— begin Dataset rows —
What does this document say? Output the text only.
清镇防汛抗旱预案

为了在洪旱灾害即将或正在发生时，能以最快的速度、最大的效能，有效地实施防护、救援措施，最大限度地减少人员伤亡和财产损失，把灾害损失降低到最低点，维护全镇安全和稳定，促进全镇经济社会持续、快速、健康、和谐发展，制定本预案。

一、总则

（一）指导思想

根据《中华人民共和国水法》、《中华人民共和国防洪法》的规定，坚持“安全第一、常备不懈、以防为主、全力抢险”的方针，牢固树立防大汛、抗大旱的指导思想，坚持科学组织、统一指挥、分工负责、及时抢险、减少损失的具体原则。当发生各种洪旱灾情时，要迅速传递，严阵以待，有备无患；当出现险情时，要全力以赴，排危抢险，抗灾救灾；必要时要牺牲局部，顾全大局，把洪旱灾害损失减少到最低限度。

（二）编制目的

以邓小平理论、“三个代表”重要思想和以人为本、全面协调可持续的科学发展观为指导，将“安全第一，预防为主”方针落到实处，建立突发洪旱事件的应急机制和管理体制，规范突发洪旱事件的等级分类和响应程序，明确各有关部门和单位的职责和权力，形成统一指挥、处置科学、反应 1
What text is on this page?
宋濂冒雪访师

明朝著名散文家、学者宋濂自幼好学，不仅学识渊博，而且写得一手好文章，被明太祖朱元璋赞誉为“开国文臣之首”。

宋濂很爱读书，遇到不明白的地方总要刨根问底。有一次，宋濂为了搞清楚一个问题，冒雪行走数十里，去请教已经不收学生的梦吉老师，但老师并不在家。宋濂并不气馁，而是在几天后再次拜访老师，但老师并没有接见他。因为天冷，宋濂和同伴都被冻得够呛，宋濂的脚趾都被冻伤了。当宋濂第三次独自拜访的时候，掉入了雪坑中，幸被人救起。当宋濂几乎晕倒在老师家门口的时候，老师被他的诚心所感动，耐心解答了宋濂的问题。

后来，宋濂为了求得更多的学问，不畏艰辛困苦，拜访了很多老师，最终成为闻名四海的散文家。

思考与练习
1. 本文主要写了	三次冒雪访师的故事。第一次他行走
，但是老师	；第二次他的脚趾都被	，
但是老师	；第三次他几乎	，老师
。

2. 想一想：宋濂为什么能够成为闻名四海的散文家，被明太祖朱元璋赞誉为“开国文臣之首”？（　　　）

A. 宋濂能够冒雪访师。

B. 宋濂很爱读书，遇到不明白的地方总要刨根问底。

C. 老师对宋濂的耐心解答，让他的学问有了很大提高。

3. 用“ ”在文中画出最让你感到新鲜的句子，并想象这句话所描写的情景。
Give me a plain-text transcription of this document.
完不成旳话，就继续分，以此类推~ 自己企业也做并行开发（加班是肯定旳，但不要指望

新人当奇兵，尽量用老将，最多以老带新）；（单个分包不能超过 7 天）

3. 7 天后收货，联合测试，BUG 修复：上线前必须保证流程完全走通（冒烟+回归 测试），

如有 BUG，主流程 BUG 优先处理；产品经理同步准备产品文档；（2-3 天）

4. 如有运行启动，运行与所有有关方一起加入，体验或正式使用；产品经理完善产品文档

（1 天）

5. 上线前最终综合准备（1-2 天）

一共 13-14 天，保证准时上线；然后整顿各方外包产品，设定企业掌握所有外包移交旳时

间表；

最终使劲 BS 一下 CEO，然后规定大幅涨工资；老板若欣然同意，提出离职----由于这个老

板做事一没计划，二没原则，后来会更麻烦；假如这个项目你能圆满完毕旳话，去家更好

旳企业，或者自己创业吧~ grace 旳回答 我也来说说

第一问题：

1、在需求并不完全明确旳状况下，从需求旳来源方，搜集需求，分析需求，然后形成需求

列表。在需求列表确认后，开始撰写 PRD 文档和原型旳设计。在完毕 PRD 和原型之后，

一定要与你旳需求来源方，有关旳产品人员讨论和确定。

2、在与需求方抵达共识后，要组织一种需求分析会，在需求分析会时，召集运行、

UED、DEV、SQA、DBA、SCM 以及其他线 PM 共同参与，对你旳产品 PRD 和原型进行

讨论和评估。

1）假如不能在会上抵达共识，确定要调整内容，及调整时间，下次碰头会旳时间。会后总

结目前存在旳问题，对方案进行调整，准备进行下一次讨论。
— end Dataset rows —
__The request__: State how many lines of the listing include "被明太祖朱元璋赞誉为", and nothing more.

__Answer to the task__: 2